* _JOB_: Transcribe the entries below exactly.

* _Stored dataset items_:
=====

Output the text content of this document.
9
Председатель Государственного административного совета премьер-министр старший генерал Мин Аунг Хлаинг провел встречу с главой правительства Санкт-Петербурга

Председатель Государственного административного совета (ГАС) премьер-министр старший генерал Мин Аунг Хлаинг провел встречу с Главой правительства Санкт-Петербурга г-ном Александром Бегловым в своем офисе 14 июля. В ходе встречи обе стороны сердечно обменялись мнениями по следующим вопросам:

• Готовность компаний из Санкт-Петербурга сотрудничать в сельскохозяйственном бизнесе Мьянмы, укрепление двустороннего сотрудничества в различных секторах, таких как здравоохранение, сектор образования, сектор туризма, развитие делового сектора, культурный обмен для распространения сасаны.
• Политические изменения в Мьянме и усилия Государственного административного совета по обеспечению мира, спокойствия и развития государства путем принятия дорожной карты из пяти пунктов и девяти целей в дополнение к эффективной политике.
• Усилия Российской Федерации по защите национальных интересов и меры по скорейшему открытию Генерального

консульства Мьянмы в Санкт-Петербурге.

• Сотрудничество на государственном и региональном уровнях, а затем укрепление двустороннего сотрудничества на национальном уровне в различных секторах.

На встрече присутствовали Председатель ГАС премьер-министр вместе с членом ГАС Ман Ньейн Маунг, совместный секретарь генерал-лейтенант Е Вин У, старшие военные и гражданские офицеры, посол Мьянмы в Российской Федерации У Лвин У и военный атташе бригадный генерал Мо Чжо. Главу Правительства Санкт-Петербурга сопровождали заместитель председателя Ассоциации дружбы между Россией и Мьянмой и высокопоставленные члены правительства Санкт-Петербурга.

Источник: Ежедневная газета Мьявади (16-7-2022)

=====

* _SOLUTION TO THE EXERCISE_:
Output the text content of this document.
9
Председатель Государственного административного совета премьер-министр старший генерал Мин Аунг Хлаинг провел встречу с главой правительства Санкт-Петербурга

Председатель Государственного административного совета (ГАС) премьер-министр старший генерал Мин Аунг Хлаинг провел встречу с Главой правительства Санкт-Петербурга г-ном Александром Бегловым в своем офисе 14 июля. В ходе встречи обе стороны сердечно обменялись мнениями по следующим вопросам:

• Готовность компаний из Санкт-Петербурга сотрудничать в сельскохозяйственном бизнесе Мьянмы, укрепление двустороннего сотрудничества в различных секторах, таких как здравоохранение, сектор образования, сектор туризма, развитие делового сектора, культурный обмен для распространения сасаны.
• Политические изменения в Мьянме и усилия Государственного административного совета по обеспечению мира, спокойствия и развития государства путем принятия дорожной карты из пяти пунктов и девяти целей в дополнение к эффективной политике.
• Усилия Российской Федерации по защите национальных интересов и меры по скорейшему открытию Генерального

консульства Мьянмы в Санкт-Петербурге.

• Сотрудничество на государственном и региональном уровнях, а затем укрепление двустороннего сотрудничества на национальном уровне в различных секторах.

На встрече присутствовали Председатель ГАС премьер-министр вместе с членом ГАС Ман Ньейн Маунг, совместный секретарь генерал-лейтенант Е Вин У, старшие военные и гражданские офицеры, посол Мьянмы в Российской Федерации У Лвин У и военный атташе бригадный генерал Мо Чжо. Главу Правительства Санкт-Петербурга сопровождали заместитель председателя Ассоциации дружбы между Россией и Мьянмой и высокопоставленные члены правительства Санкт-Петербурга.

Источник: Ежедневная газета Мьявади (16-7-2022)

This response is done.